Stored data
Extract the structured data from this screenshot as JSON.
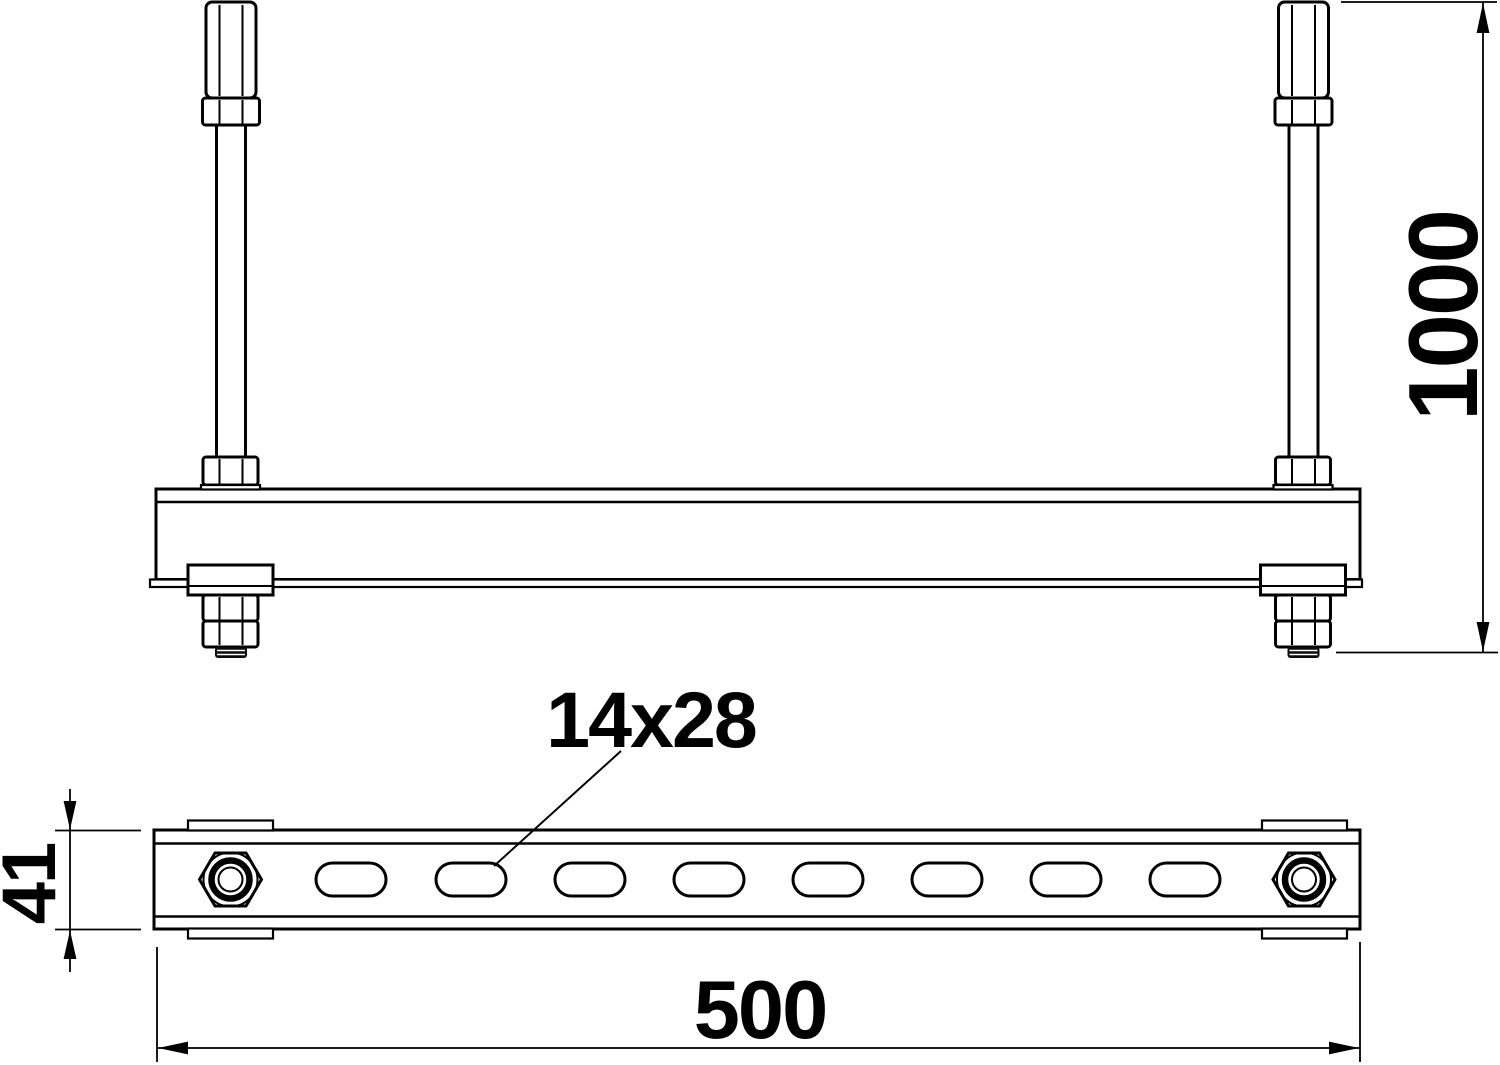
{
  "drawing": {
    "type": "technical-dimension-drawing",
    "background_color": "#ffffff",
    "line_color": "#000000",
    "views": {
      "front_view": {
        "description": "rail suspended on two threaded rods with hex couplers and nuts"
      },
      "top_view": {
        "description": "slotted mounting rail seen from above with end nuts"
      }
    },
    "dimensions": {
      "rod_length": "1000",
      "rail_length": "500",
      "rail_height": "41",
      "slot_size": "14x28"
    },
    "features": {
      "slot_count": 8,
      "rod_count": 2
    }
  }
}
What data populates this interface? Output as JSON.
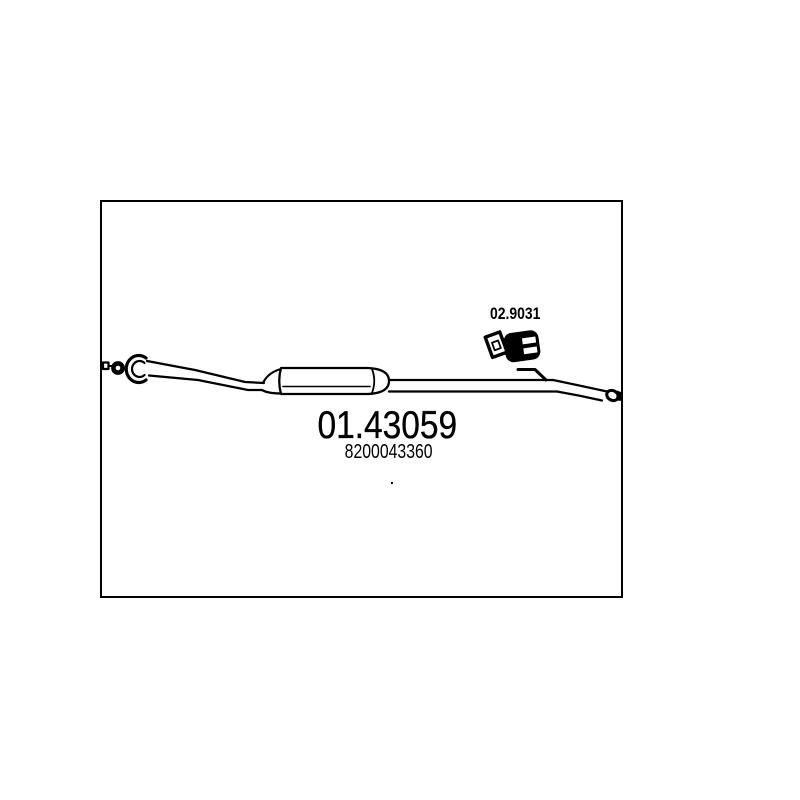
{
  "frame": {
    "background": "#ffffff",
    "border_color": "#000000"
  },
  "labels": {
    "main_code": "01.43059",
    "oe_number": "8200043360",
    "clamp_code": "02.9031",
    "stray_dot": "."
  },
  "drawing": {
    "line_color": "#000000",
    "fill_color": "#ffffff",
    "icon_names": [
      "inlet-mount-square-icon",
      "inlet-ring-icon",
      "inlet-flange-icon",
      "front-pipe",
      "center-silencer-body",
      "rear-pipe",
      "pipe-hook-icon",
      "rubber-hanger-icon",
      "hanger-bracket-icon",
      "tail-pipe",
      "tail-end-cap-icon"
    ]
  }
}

Goal
Show all lines in the entries above where the word "hanger" appears.

Final answer
      "rubber-hanger-icon",
      "hanger-bracket-icon",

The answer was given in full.